Figure record extracts
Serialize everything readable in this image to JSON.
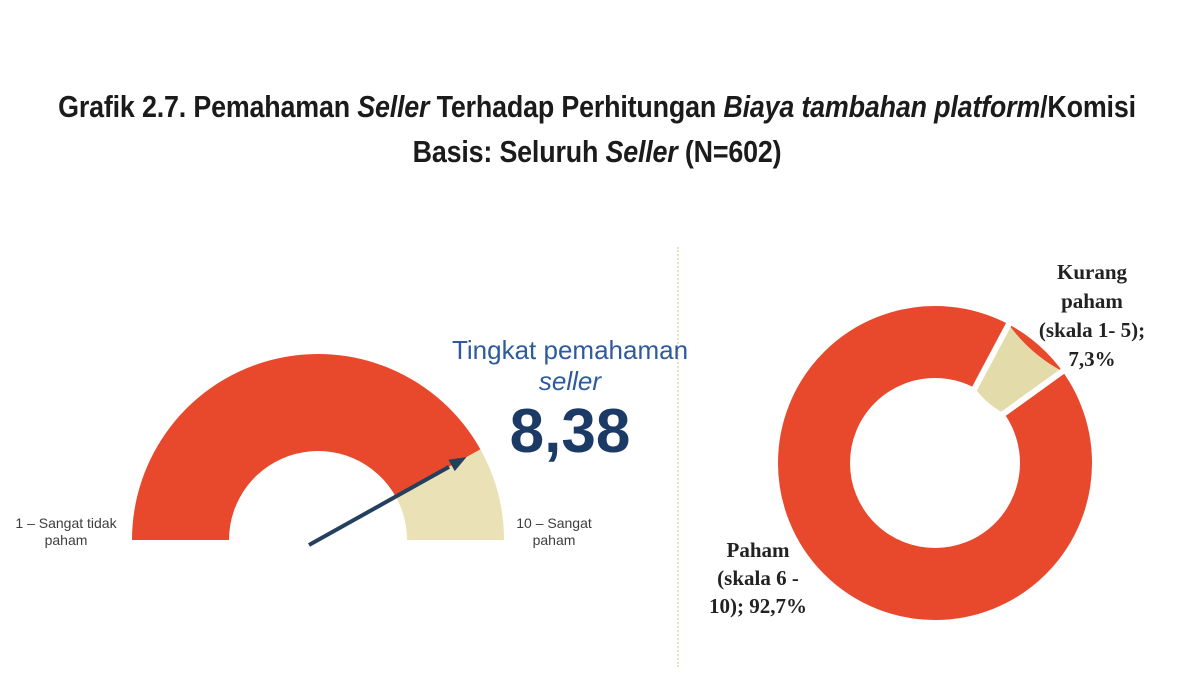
{
  "title": {
    "line1_runs": [
      {
        "text": "Grafik 2.7. Pemahaman ",
        "italic": false
      },
      {
        "text": "Seller",
        "italic": true
      },
      {
        "text": " Terhadap Perhitungan ",
        "italic": false
      },
      {
        "text": "Biaya tambahan platform",
        "italic": true
      },
      {
        "text": "/Komisi",
        "italic": false
      }
    ],
    "line2_runs": [
      {
        "text": "Basis: Seluruh ",
        "italic": false
      },
      {
        "text": "Seller",
        "italic": true
      },
      {
        "text": " (N=602)",
        "italic": false
      }
    ]
  },
  "gauge": {
    "heading_line1": "Tingkat pemahaman",
    "heading_line2": "seller",
    "value_label": "8,38",
    "min_label_line1": "1 – Sangat tidak",
    "min_label_line2": "paham",
    "max_label_line1": "10 – Sangat",
    "max_label_line2": "paham"
  },
  "donut": {
    "kurang_label_lines": [
      "Kurang",
      "paham",
      "(skala 1- 5);",
      "7,3%"
    ],
    "paham_label_lines": [
      "Paham",
      "(skala 6 -",
      "10); 92,7%"
    ]
  },
  "colors": {
    "red": "#E8492C",
    "cream_gauge": "#EAE2B6",
    "cream_donut": "#E3DBAA",
    "heading_blue": "#2E5B9E",
    "value_navy": "#1C3A66",
    "needle_navy": "#24405E",
    "divider_tan": "#EADFC3",
    "title_black": "#1B1B1B",
    "gauge_label_gray": "#3E3E3E",
    "donut_label_dark": "#222222"
  },
  "chart_data": [
    {
      "type": "gauge",
      "title": "Tingkat pemahaman seller",
      "value": 8.38,
      "value_label": "8,38",
      "scale_min": 1,
      "scale_max": 10,
      "min_tick_label": "1 – Sangat tidak paham",
      "max_tick_label": "10 – Sangat paham",
      "segments": [
        {
          "name": "tingkat-pemahaman",
          "from_value": 0,
          "to_value": 8.38,
          "color": "#E8492C"
        },
        {
          "name": "sisa-skala",
          "from_value": 8.38,
          "to_value": 10,
          "color": "#EAE2B6"
        }
      ],
      "needle": {
        "points_to_value": 8.38,
        "color": "#24405E"
      }
    },
    {
      "type": "pie",
      "subtype": "donut",
      "slices": [
        {
          "category": "Paham (skala 6 - 10)",
          "label": "Paham (skala 6 - 10); 92,7%",
          "value_pct": 92.7,
          "color": "#E8492C"
        },
        {
          "category": "Kurang paham (skala 1- 5)",
          "label": "Kurang paham (skala 1- 5); 7,3%",
          "value_pct": 7.3,
          "color": "#E3DBAA"
        }
      ],
      "layout": {
        "small_slice_start_angle_deg": 28,
        "hole_ratio": 0.54,
        "slice_gap_white": true,
        "legend": "none",
        "labels": "outside"
      }
    }
  ]
}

**YOUR GOAL:** Every line of the material is to be quoted exactly, with no pictures carried over.

**RESPONSE:**
Serialize everything readable in this image to JSON.
{
  "title": {
    "line1_runs": [
      {
        "text": "Grafik 2.7. Pemahaman ",
        "italic": false
      },
      {
        "text": "Seller",
        "italic": true
      },
      {
        "text": " Terhadap Perhitungan ",
        "italic": false
      },
      {
        "text": "Biaya tambahan platform",
        "italic": true
      },
      {
        "text": "/Komisi",
        "italic": false
      }
    ],
    "line2_runs": [
      {
        "text": "Basis: Seluruh ",
        "italic": false
      },
      {
        "text": "Seller",
        "italic": true
      },
      {
        "text": " (N=602)",
        "italic": false
      }
    ]
  },
  "gauge": {
    "heading_line1": "Tingkat pemahaman",
    "heading_line2": "seller",
    "value_label": "8,38",
    "min_label_line1": "1 – Sangat tidak",
    "min_label_line2": "paham",
    "max_label_line1": "10 – Sangat",
    "max_label_line2": "paham"
  },
  "donut": {
    "kurang_label_lines": [
      "Kurang",
      "paham",
      "(skala 1- 5);",
      "7,3%"
    ],
    "paham_label_lines": [
      "Paham",
      "(skala 6 -",
      "10); 92,7%"
    ]
  },
  "colors": {
    "red": "#E8492C",
    "cream_gauge": "#EAE2B6",
    "cream_donut": "#E3DBAA",
    "heading_blue": "#2E5B9E",
    "value_navy": "#1C3A66",
    "needle_navy": "#24405E",
    "divider_tan": "#EADFC3",
    "title_black": "#1B1B1B",
    "gauge_label_gray": "#3E3E3E",
    "donut_label_dark": "#222222"
  },
  "chart_data": [
    {
      "type": "gauge",
      "title": "Tingkat pemahaman seller",
      "value": 8.38,
      "value_label": "8,38",
      "scale_min": 1,
      "scale_max": 10,
      "min_tick_label": "1 – Sangat tidak paham",
      "max_tick_label": "10 – Sangat paham",
      "segments": [
        {
          "name": "tingkat-pemahaman",
          "from_value": 0,
          "to_value": 8.38,
          "color": "#E8492C"
        },
        {
          "name": "sisa-skala",
          "from_value": 8.38,
          "to_value": 10,
          "color": "#EAE2B6"
        }
      ],
      "needle": {
        "points_to_value": 8.38,
        "color": "#24405E"
      }
    },
    {
      "type": "pie",
      "subtype": "donut",
      "slices": [
        {
          "category": "Paham (skala 6 - 10)",
          "label": "Paham (skala 6 - 10); 92,7%",
          "value_pct": 92.7,
          "color": "#E8492C"
        },
        {
          "category": "Kurang paham (skala 1- 5)",
          "label": "Kurang paham (skala 1- 5); 7,3%",
          "value_pct": 7.3,
          "color": "#E3DBAA"
        }
      ],
      "layout": {
        "small_slice_start_angle_deg": 28,
        "hole_ratio": 0.54,
        "slice_gap_white": true,
        "legend": "none",
        "labels": "outside"
      }
    }
  ]
}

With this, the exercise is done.